TASK: Give the listing again character for character, but drop the images.

MATERIAL SUPPLIED:

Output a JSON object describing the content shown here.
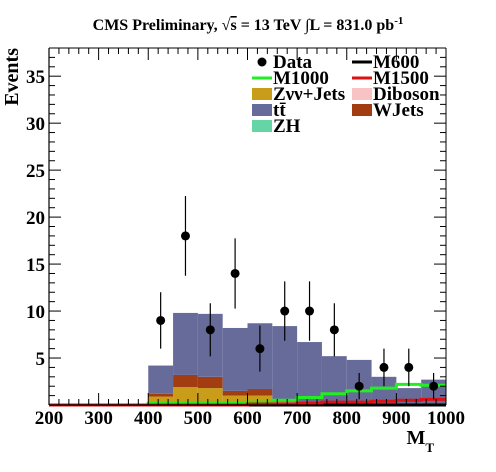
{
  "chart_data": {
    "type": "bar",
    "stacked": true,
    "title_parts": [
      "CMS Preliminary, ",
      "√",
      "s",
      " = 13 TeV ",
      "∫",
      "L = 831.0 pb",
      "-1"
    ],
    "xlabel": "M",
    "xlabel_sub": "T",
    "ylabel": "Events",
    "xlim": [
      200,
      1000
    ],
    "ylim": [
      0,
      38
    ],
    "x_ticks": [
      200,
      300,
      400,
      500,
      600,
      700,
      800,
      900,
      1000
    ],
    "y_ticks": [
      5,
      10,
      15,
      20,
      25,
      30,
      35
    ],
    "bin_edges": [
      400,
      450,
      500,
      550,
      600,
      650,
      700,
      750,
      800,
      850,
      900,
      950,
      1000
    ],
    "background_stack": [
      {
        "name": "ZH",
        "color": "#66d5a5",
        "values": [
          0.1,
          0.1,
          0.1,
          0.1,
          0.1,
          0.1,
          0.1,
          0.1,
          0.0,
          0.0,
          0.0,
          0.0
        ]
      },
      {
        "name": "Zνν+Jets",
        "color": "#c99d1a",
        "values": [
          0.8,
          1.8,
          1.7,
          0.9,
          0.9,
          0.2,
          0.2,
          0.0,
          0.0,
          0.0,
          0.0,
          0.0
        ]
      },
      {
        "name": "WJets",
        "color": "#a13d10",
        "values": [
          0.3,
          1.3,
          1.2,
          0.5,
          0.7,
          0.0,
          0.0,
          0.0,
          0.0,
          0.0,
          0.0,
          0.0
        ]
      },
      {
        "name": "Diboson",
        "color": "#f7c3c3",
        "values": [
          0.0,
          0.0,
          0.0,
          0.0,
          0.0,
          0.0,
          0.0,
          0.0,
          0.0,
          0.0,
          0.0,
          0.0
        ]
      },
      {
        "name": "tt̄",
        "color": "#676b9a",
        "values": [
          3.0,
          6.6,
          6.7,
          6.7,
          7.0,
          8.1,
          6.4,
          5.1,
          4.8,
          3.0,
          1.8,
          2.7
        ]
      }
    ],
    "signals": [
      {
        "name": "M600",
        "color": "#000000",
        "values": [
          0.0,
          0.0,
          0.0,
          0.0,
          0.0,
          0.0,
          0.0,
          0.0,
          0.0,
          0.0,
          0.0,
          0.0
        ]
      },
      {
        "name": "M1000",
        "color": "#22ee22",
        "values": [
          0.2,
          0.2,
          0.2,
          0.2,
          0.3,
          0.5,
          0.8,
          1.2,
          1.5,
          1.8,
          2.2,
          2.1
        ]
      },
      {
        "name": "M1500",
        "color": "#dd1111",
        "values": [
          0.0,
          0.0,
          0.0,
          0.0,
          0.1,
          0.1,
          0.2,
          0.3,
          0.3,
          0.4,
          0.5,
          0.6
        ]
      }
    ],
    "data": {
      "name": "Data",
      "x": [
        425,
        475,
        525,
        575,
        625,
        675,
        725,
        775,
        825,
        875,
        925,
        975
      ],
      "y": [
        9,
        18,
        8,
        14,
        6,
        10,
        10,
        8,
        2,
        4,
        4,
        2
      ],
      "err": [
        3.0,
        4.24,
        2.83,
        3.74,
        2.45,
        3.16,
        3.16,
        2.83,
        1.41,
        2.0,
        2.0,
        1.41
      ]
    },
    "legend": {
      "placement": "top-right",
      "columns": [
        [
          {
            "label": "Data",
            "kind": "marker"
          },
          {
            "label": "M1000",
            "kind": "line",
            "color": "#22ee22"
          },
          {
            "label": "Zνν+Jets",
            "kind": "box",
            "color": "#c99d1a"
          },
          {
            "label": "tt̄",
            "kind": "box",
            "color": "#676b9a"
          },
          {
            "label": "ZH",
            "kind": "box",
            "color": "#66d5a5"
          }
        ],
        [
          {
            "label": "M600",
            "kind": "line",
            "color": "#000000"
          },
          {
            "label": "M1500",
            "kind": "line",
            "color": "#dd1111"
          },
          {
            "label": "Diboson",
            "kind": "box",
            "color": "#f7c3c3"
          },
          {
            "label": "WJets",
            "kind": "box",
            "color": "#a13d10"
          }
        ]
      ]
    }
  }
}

SOLUTION TO THIS TASK:
Output a JSON object describing the content shown here.
{
  "chart_data": {
    "type": "bar",
    "stacked": true,
    "title_parts": [
      "CMS Preliminary, ",
      "√",
      "s",
      " = 13 TeV ",
      "∫",
      "L = 831.0 pb",
      "-1"
    ],
    "xlabel": "M",
    "xlabel_sub": "T",
    "ylabel": "Events",
    "xlim": [
      200,
      1000
    ],
    "ylim": [
      0,
      38
    ],
    "x_ticks": [
      200,
      300,
      400,
      500,
      600,
      700,
      800,
      900,
      1000
    ],
    "y_ticks": [
      5,
      10,
      15,
      20,
      25,
      30,
      35
    ],
    "bin_edges": [
      400,
      450,
      500,
      550,
      600,
      650,
      700,
      750,
      800,
      850,
      900,
      950,
      1000
    ],
    "background_stack": [
      {
        "name": "ZH",
        "color": "#66d5a5",
        "values": [
          0.1,
          0.1,
          0.1,
          0.1,
          0.1,
          0.1,
          0.1,
          0.1,
          0.0,
          0.0,
          0.0,
          0.0
        ]
      },
      {
        "name": "Zνν+Jets",
        "color": "#c99d1a",
        "values": [
          0.8,
          1.8,
          1.7,
          0.9,
          0.9,
          0.2,
          0.2,
          0.0,
          0.0,
          0.0,
          0.0,
          0.0
        ]
      },
      {
        "name": "WJets",
        "color": "#a13d10",
        "values": [
          0.3,
          1.3,
          1.2,
          0.5,
          0.7,
          0.0,
          0.0,
          0.0,
          0.0,
          0.0,
          0.0,
          0.0
        ]
      },
      {
        "name": "Diboson",
        "color": "#f7c3c3",
        "values": [
          0.0,
          0.0,
          0.0,
          0.0,
          0.0,
          0.0,
          0.0,
          0.0,
          0.0,
          0.0,
          0.0,
          0.0
        ]
      },
      {
        "name": "tt̄",
        "color": "#676b9a",
        "values": [
          3.0,
          6.6,
          6.7,
          6.7,
          7.0,
          8.1,
          6.4,
          5.1,
          4.8,
          3.0,
          1.8,
          2.7
        ]
      }
    ],
    "signals": [
      {
        "name": "M600",
        "color": "#000000",
        "values": [
          0.0,
          0.0,
          0.0,
          0.0,
          0.0,
          0.0,
          0.0,
          0.0,
          0.0,
          0.0,
          0.0,
          0.0
        ]
      },
      {
        "name": "M1000",
        "color": "#22ee22",
        "values": [
          0.2,
          0.2,
          0.2,
          0.2,
          0.3,
          0.5,
          0.8,
          1.2,
          1.5,
          1.8,
          2.2,
          2.1
        ]
      },
      {
        "name": "M1500",
        "color": "#dd1111",
        "values": [
          0.0,
          0.0,
          0.0,
          0.0,
          0.1,
          0.1,
          0.2,
          0.3,
          0.3,
          0.4,
          0.5,
          0.6
        ]
      }
    ],
    "data": {
      "name": "Data",
      "x": [
        425,
        475,
        525,
        575,
        625,
        675,
        725,
        775,
        825,
        875,
        925,
        975
      ],
      "y": [
        9,
        18,
        8,
        14,
        6,
        10,
        10,
        8,
        2,
        4,
        4,
        2
      ],
      "err": [
        3.0,
        4.24,
        2.83,
        3.74,
        2.45,
        3.16,
        3.16,
        2.83,
        1.41,
        2.0,
        2.0,
        1.41
      ]
    },
    "legend": {
      "placement": "top-right",
      "columns": [
        [
          {
            "label": "Data",
            "kind": "marker"
          },
          {
            "label": "M1000",
            "kind": "line",
            "color": "#22ee22"
          },
          {
            "label": "Zνν+Jets",
            "kind": "box",
            "color": "#c99d1a"
          },
          {
            "label": "tt̄",
            "kind": "box",
            "color": "#676b9a"
          },
          {
            "label": "ZH",
            "kind": "box",
            "color": "#66d5a5"
          }
        ],
        [
          {
            "label": "M600",
            "kind": "line",
            "color": "#000000"
          },
          {
            "label": "M1500",
            "kind": "line",
            "color": "#dd1111"
          },
          {
            "label": "Diboson",
            "kind": "box",
            "color": "#f7c3c3"
          },
          {
            "label": "WJets",
            "kind": "box",
            "color": "#a13d10"
          }
        ]
      ]
    }
  }
}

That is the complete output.